▶ _Direction_
Review the material line by line. Identify and copy every line that contains the string "name".

▶ _Source records_

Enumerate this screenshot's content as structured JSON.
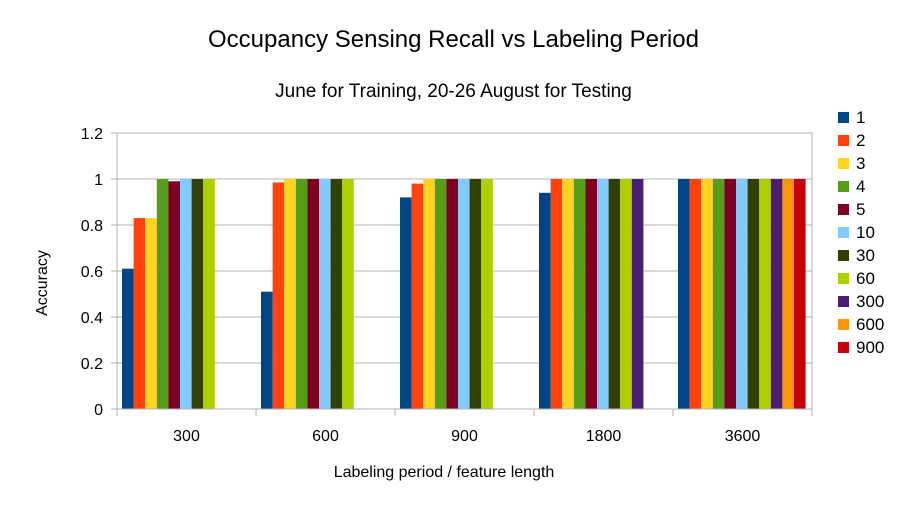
{
  "chart_data": {
    "type": "bar",
    "title": "Occupancy Sensing Recall vs Labeling Period",
    "subtitle": "June for Training, 20-26 August for Testing",
    "xlabel": "Labeling period / feature length",
    "ylabel": "Accuracy",
    "ylim": [
      0,
      1.2
    ],
    "yticks": [
      "0",
      "0.2",
      "0.4",
      "0.6",
      "0.8",
      "1",
      "1.2"
    ],
    "grid": true,
    "legend_position": "right",
    "categories": [
      "300",
      "600",
      "900",
      "1800",
      "3600"
    ],
    "series": [
      {
        "name": "1",
        "color": "#004586",
        "values": [
          0.61,
          0.51,
          0.92,
          0.94,
          1
        ]
      },
      {
        "name": "2",
        "color": "#ff420e",
        "values": [
          0.83,
          0.985,
          0.98,
          1,
          1
        ]
      },
      {
        "name": "3",
        "color": "#ffd320",
        "values": [
          0.83,
          1,
          1,
          1,
          1
        ]
      },
      {
        "name": "4",
        "color": "#579d1c",
        "values": [
          1,
          1,
          1,
          1,
          1
        ]
      },
      {
        "name": "5",
        "color": "#7e0021",
        "values": [
          0.99,
          1,
          1,
          1,
          1
        ]
      },
      {
        "name": "10",
        "color": "#83caff",
        "values": [
          1,
          1,
          1,
          1,
          1
        ]
      },
      {
        "name": "30",
        "color": "#314004",
        "values": [
          1,
          1,
          1,
          1,
          1
        ]
      },
      {
        "name": "60",
        "color": "#aecf00",
        "values": [
          1,
          1,
          1,
          1,
          1
        ]
      },
      {
        "name": "300",
        "color": "#4b1f6f",
        "values": [
          null,
          null,
          null,
          1,
          1
        ]
      },
      {
        "name": "600",
        "color": "#ff950e",
        "values": [
          null,
          null,
          null,
          null,
          1
        ]
      },
      {
        "name": "900",
        "color": "#c5000b",
        "values": [
          null,
          null,
          null,
          null,
          1
        ]
      }
    ]
  }
}
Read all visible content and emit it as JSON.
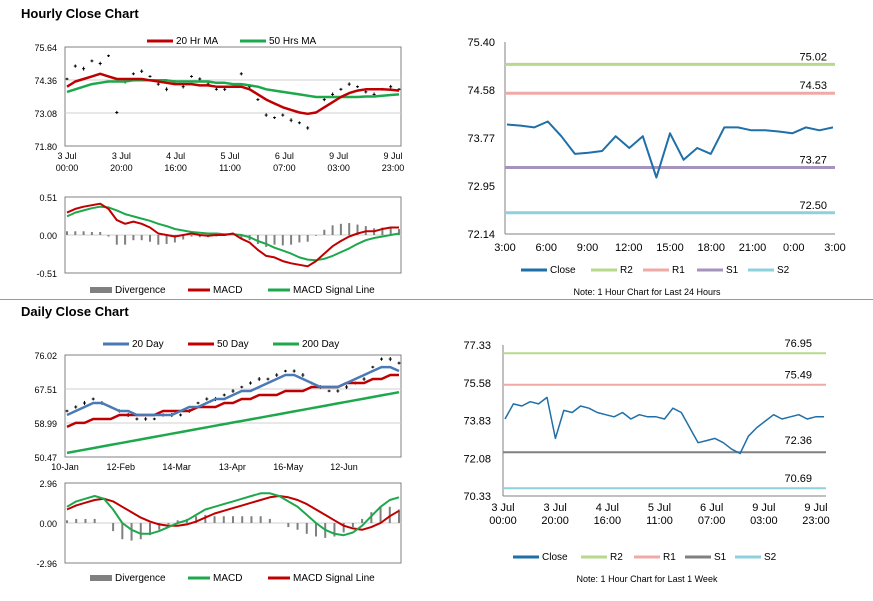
{
  "titles": {
    "hourly": "Hourly Close Chart",
    "daily": "Daily Close Chart"
  },
  "chart_data": [
    {
      "id": "hourly-price",
      "type": "line",
      "legend": [
        "20 Hr MA",
        "50 Hrs MA"
      ],
      "colors": {
        "ma20": "#c00000",
        "ma50": "#1ea84c",
        "price": "#000000"
      },
      "yticks": [
        "75.64",
        "74.36",
        "73.08",
        "71.80"
      ],
      "ylim": [
        71.8,
        75.64
      ],
      "xticks": [
        [
          "3 Jul",
          "00:00"
        ],
        [
          "3 Jul",
          "20:00"
        ],
        [
          "4 Jul",
          "16:00"
        ],
        [
          "5 Jul",
          "11:00"
        ],
        [
          "6 Jul",
          "07:00"
        ],
        [
          "9 Jul",
          "03:00"
        ],
        [
          "9 Jul",
          "23:00"
        ]
      ],
      "price": [
        74.4,
        74.9,
        74.8,
        75.1,
        75.0,
        75.3,
        73.1,
        74.3,
        74.6,
        74.7,
        74.5,
        74.2,
        74.0,
        74.3,
        74.1,
        74.5,
        74.4,
        74.2,
        74.0,
        74.0,
        74.1,
        74.6,
        74.1,
        73.6,
        73.0,
        72.9,
        73.0,
        72.8,
        72.7,
        72.5,
        73.1,
        73.6,
        73.8,
        74.0,
        74.2,
        74.1,
        73.9,
        73.8,
        74.0,
        74.1,
        74.0
      ],
      "ma20": [
        74.1,
        74.3,
        74.4,
        74.5,
        74.6,
        74.5,
        74.4,
        74.4,
        74.4,
        74.4,
        74.35,
        74.3,
        74.25,
        74.2,
        74.2,
        74.2,
        74.15,
        74.15,
        74.1,
        74.1,
        74.1,
        74.1,
        74.0,
        73.8,
        73.6,
        73.45,
        73.3,
        73.2,
        73.1,
        73.05,
        73.1,
        73.3,
        73.5,
        73.7,
        73.85,
        73.95,
        74.0,
        74.0,
        74.0,
        73.98,
        73.95
      ],
      "ma50": [
        73.9,
        74.0,
        74.1,
        74.2,
        74.25,
        74.3,
        74.3,
        74.3,
        74.35,
        74.35,
        74.35,
        74.35,
        74.35,
        74.3,
        74.3,
        74.3,
        74.3,
        74.3,
        74.25,
        74.25,
        74.2,
        74.2,
        74.15,
        74.1,
        74.0,
        73.95,
        73.9,
        73.85,
        73.8,
        73.75,
        73.7,
        73.7,
        73.7,
        73.7,
        73.7,
        73.7,
        73.72,
        73.72,
        73.75,
        73.78,
        73.8
      ]
    },
    {
      "id": "hourly-macd",
      "type": "line",
      "legend": [
        "Divergence",
        "MACD",
        "MACD Signal Line"
      ],
      "colors": {
        "divergence": "#808080",
        "macd": "#c00000",
        "signal": "#1ea84c"
      },
      "yticks": [
        "0.51",
        "0.00",
        "-0.51"
      ],
      "ylim": [
        -0.51,
        0.51
      ],
      "macd": [
        0.3,
        0.35,
        0.38,
        0.4,
        0.42,
        0.35,
        0.2,
        0.15,
        0.18,
        0.15,
        0.1,
        0.02,
        0.0,
        -0.02,
        0.0,
        0.02,
        0.0,
        -0.01,
        0.0,
        0.0,
        0.02,
        -0.05,
        -0.1,
        -0.2,
        -0.28,
        -0.3,
        -0.35,
        -0.38,
        -0.4,
        -0.42,
        -0.35,
        -0.25,
        -0.15,
        -0.08,
        -0.02,
        0.02,
        0.05,
        0.05,
        0.08,
        0.1,
        0.1
      ],
      "signal": [
        0.25,
        0.3,
        0.33,
        0.36,
        0.38,
        0.37,
        0.33,
        0.28,
        0.25,
        0.22,
        0.19,
        0.15,
        0.12,
        0.08,
        0.06,
        0.04,
        0.03,
        0.02,
        0.02,
        0.01,
        0.01,
        0.0,
        -0.03,
        -0.08,
        -0.12,
        -0.17,
        -0.21,
        -0.25,
        -0.3,
        -0.33,
        -0.34,
        -0.32,
        -0.28,
        -0.23,
        -0.18,
        -0.12,
        -0.07,
        -0.04,
        -0.02,
        0.0,
        0.02
      ]
    },
    {
      "id": "hourly-levels",
      "type": "line",
      "legend": [
        "Close",
        "R2",
        "R1",
        "S1",
        "S2"
      ],
      "colors": {
        "close": "#1f6fa8",
        "r2": "#b7d98b",
        "r1": "#f0aaa6",
        "s1": "#a693bd",
        "s2": "#8fd0dd"
      },
      "yticks": [
        "75.40",
        "74.58",
        "73.77",
        "72.95",
        "72.14"
      ],
      "ylim": [
        72.14,
        75.4
      ],
      "xticks": [
        "3:00",
        "6:00",
        "9:00",
        "12:00",
        "15:00",
        "18:00",
        "21:00",
        "0:00",
        "3:00"
      ],
      "levels": {
        "r2": 75.02,
        "r1": 74.53,
        "s1": 73.27,
        "s2": 72.5
      },
      "level_labels": {
        "r2": "75.02",
        "r1": "74.53",
        "s1": "73.27",
        "s2": "72.50"
      },
      "close": [
        74.0,
        73.98,
        73.95,
        74.05,
        73.8,
        73.5,
        73.52,
        73.55,
        73.8,
        73.6,
        73.8,
        73.1,
        73.85,
        73.4,
        73.6,
        73.5,
        73.95,
        73.95,
        73.9,
        73.9,
        73.88,
        73.85,
        73.95,
        73.9,
        73.95
      ],
      "note": "Note: 1 Hour Chart for Last 24 Hours"
    },
    {
      "id": "daily-price",
      "type": "line",
      "legend": [
        "20 Day",
        "50 Day",
        "200 Day"
      ],
      "colors": {
        "d20": "#4a7ab5",
        "d50": "#c00000",
        "d200": "#1ea84c",
        "price": "#000000"
      },
      "yticks": [
        "76.02",
        "67.51",
        "58.99",
        "50.47"
      ],
      "ylim": [
        50.47,
        76.02
      ],
      "xticks": [
        "10-Jan",
        "12-Feb",
        "14-Mar",
        "13-Apr",
        "16-May",
        "12-Jun"
      ],
      "price": [
        62,
        63,
        64,
        65,
        64,
        63,
        62,
        61,
        60,
        60,
        60,
        61,
        61,
        61,
        62,
        64,
        65,
        65,
        66,
        67,
        68,
        69,
        70,
        70,
        71,
        72,
        72,
        71,
        69,
        68,
        67,
        67,
        68,
        69,
        70,
        73,
        75,
        75,
        74
      ],
      "d20": [
        61,
        62,
        63,
        64,
        64,
        63,
        62,
        62,
        61,
        61,
        61,
        61,
        61,
        62,
        63,
        63,
        64,
        65,
        65,
        66,
        67,
        67,
        68,
        69,
        70,
        71,
        71,
        70,
        69,
        68,
        68,
        68,
        69,
        70,
        71,
        72,
        73,
        73,
        72
      ],
      "d50": [
        58,
        59,
        59,
        60,
        60,
        60,
        61,
        61,
        61,
        61,
        61,
        62,
        62,
        62,
        62,
        63,
        63,
        63,
        64,
        64,
        65,
        65,
        66,
        66,
        66,
        67,
        67,
        67,
        68,
        68,
        68,
        68,
        69,
        69,
        69,
        70,
        70,
        71,
        71
      ],
      "d200": [
        51.5,
        51.9,
        52.3,
        52.7,
        53.1,
        53.5,
        53.9,
        54.3,
        54.7,
        55.1,
        55.5,
        55.9,
        56.3,
        56.7,
        57.1,
        57.5,
        57.9,
        58.3,
        58.7,
        59.1,
        59.5,
        59.9,
        60.3,
        60.7,
        61.1,
        61.5,
        61.9,
        62.3,
        62.7,
        63.1,
        63.5,
        63.9,
        64.3,
        64.7,
        65.1,
        65.5,
        65.9,
        66.3,
        66.7
      ]
    },
    {
      "id": "daily-macd",
      "type": "line",
      "legend": [
        "Divergence",
        "MACD",
        "MACD Signal Line"
      ],
      "colors": {
        "divergence": "#808080",
        "macd": "#1ea84c",
        "signal": "#c00000"
      },
      "yticks": [
        "2.96",
        "0.00",
        "-2.96"
      ],
      "ylim": [
        -2.96,
        2.96
      ],
      "macd": [
        1.2,
        1.6,
        1.8,
        2.0,
        1.8,
        1.0,
        0.0,
        -0.5,
        -0.8,
        -0.8,
        -0.6,
        -0.3,
        0.0,
        0.2,
        0.6,
        1.0,
        1.2,
        1.4,
        1.6,
        1.8,
        2.0,
        2.2,
        2.2,
        2.0,
        1.6,
        1.2,
        0.6,
        0.0,
        -0.5,
        -0.8,
        -0.9,
        -0.7,
        -0.2,
        0.5,
        1.2,
        1.7,
        1.9
      ],
      "signal": [
        1.0,
        1.3,
        1.5,
        1.7,
        1.8,
        1.6,
        1.2,
        0.8,
        0.4,
        0.1,
        -0.1,
        -0.2,
        -0.2,
        -0.1,
        0.1,
        0.4,
        0.7,
        0.9,
        1.1,
        1.3,
        1.5,
        1.7,
        1.9,
        2.0,
        1.9,
        1.7,
        1.4,
        1.0,
        0.6,
        0.2,
        -0.2,
        -0.4,
        -0.5,
        -0.3,
        0.0,
        0.5,
        0.9
      ]
    },
    {
      "id": "daily-levels",
      "type": "line",
      "legend": [
        "Close",
        "R2",
        "R1",
        "S1",
        "S2"
      ],
      "colors": {
        "close": "#1f6fa8",
        "r2": "#b7d98b",
        "r1": "#f0aaa6",
        "s1": "#808080",
        "s2": "#8fd0dd"
      },
      "yticks": [
        "77.33",
        "75.58",
        "73.83",
        "72.08",
        "70.33"
      ],
      "ylim": [
        70.33,
        77.33
      ],
      "xticks": [
        [
          "3 Jul",
          "00:00"
        ],
        [
          "3 Jul",
          "20:00"
        ],
        [
          "4 Jul",
          "16:00"
        ],
        [
          "5 Jul",
          "11:00"
        ],
        [
          "6 Jul",
          "07:00"
        ],
        [
          "9 Jul",
          "03:00"
        ],
        [
          "9 Jul",
          "23:00"
        ]
      ],
      "levels": {
        "r2": 76.95,
        "r1": 75.49,
        "s1": 72.36,
        "s2": 70.69
      },
      "level_labels": {
        "r2": "76.95",
        "r1": "75.49",
        "s1": "72.36",
        "s2": "70.69"
      },
      "close": [
        73.9,
        74.6,
        74.5,
        74.7,
        74.6,
        74.9,
        73.0,
        74.3,
        74.2,
        74.5,
        74.4,
        74.2,
        74.1,
        74.0,
        74.2,
        73.9,
        74.1,
        74.0,
        74.0,
        73.9,
        74.4,
        74.2,
        73.5,
        72.8,
        72.9,
        73.0,
        72.8,
        72.5,
        72.3,
        73.1,
        73.5,
        73.8,
        74.1,
        73.9,
        74.0,
        74.1,
        73.9,
        74.0,
        74.0
      ],
      "note": "Note: 1 Hour Chart for Last 1 Week"
    }
  ]
}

▶ _Answer to the exercise_
        "name": "1",
        "name": "2",
        "name": "3",
        "name": "4",
        "name": "5",
        "name": "10",
        "name": "30",
        "name": "60",
        "name": "300",
        "name": "600",
        "name": "900",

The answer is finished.